Input data =>
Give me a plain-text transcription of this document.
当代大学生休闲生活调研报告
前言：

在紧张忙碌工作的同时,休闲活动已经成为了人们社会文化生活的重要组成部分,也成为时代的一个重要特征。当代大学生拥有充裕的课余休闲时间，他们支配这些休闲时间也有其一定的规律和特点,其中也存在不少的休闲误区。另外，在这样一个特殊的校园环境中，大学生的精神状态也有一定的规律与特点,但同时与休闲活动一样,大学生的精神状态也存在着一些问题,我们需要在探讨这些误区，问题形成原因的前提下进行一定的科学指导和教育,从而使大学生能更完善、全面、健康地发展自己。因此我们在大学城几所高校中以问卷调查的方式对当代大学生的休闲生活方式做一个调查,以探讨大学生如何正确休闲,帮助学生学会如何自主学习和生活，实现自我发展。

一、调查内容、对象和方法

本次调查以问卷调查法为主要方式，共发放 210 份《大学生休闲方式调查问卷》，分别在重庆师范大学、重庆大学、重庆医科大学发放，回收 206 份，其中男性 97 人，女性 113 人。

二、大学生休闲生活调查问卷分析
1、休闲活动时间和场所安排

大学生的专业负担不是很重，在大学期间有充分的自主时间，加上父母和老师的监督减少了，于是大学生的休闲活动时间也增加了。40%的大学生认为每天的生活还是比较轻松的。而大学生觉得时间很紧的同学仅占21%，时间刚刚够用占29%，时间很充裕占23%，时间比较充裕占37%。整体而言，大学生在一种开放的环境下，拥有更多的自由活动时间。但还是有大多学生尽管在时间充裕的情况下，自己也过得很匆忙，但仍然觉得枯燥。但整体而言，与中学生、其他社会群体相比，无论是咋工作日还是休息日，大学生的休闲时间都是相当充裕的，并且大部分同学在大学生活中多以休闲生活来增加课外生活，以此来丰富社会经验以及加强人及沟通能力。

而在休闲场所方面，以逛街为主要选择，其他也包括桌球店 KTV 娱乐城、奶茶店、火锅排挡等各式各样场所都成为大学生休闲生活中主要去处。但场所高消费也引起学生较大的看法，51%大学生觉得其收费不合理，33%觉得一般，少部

Exercise prompt => Retype all of the entries precisely as they are.

Exercise output =>
Give me a plain-text transcription of this document.
当代大学生休闲生活调研报告
前言：

在紧张忙碌工作的同时,休闲活动已经成为了人们社会文化生活的重要组成部分,也成为时代的一个重要特征。当代大学生拥有充裕的课余休闲时间，他们支配这些休闲时间也有其一定的规律和特点,其中也存在不少的休闲误区。另外，在这样一个特殊的校园环境中，大学生的精神状态也有一定的规律与特点,但同时与休闲活动一样,大学生的精神状态也存在着一些问题,我们需要在探讨这些误区，问题形成原因的前提下进行一定的科学指导和教育,从而使大学生能更完善、全面、健康地发展自己。因此我们在大学城几所高校中以问卷调查的方式对当代大学生的休闲生活方式做一个调查,以探讨大学生如何正确休闲,帮助学生学会如何自主学习和生活，实现自我发展。

一、调查内容、对象和方法

本次调查以问卷调查法为主要方式，共发放 210 份《大学生休闲方式调查问卷》，分别在重庆师范大学、重庆大学、重庆医科大学发放，回收 206 份，其中男性 97 人，女性 113 人。

二、大学生休闲生活调查问卷分析
1、休闲活动时间和场所安排

大学生的专业负担不是很重，在大学期间有充分的自主时间，加上父母和老师的监督减少了，于是大学生的休闲活动时间也增加了。40%的大学生认为每天的生活还是比较轻松的。而大学生觉得时间很紧的同学仅占21%，时间刚刚够用占29%，时间很充裕占23%，时间比较充裕占37%。整体而言，大学生在一种开放的环境下，拥有更多的自由活动时间。但还是有大多学生尽管在时间充裕的情况下，自己也过得很匆忙，但仍然觉得枯燥。但整体而言，与中学生、其他社会群体相比，无论是咋工作日还是休息日，大学生的休闲时间都是相当充裕的，并且大部分同学在大学生活中多以休闲生活来增加课外生活，以此来丰富社会经验以及加强人及沟通能力。

而在休闲场所方面，以逛街为主要选择，其他也包括桌球店 KTV 娱乐城、奶茶店、火锅排挡等各式各样场所都成为大学生休闲生活中主要去处。但场所高消费也引起学生较大的看法，51%大学生觉得其收费不合理，33%觉得一般，少部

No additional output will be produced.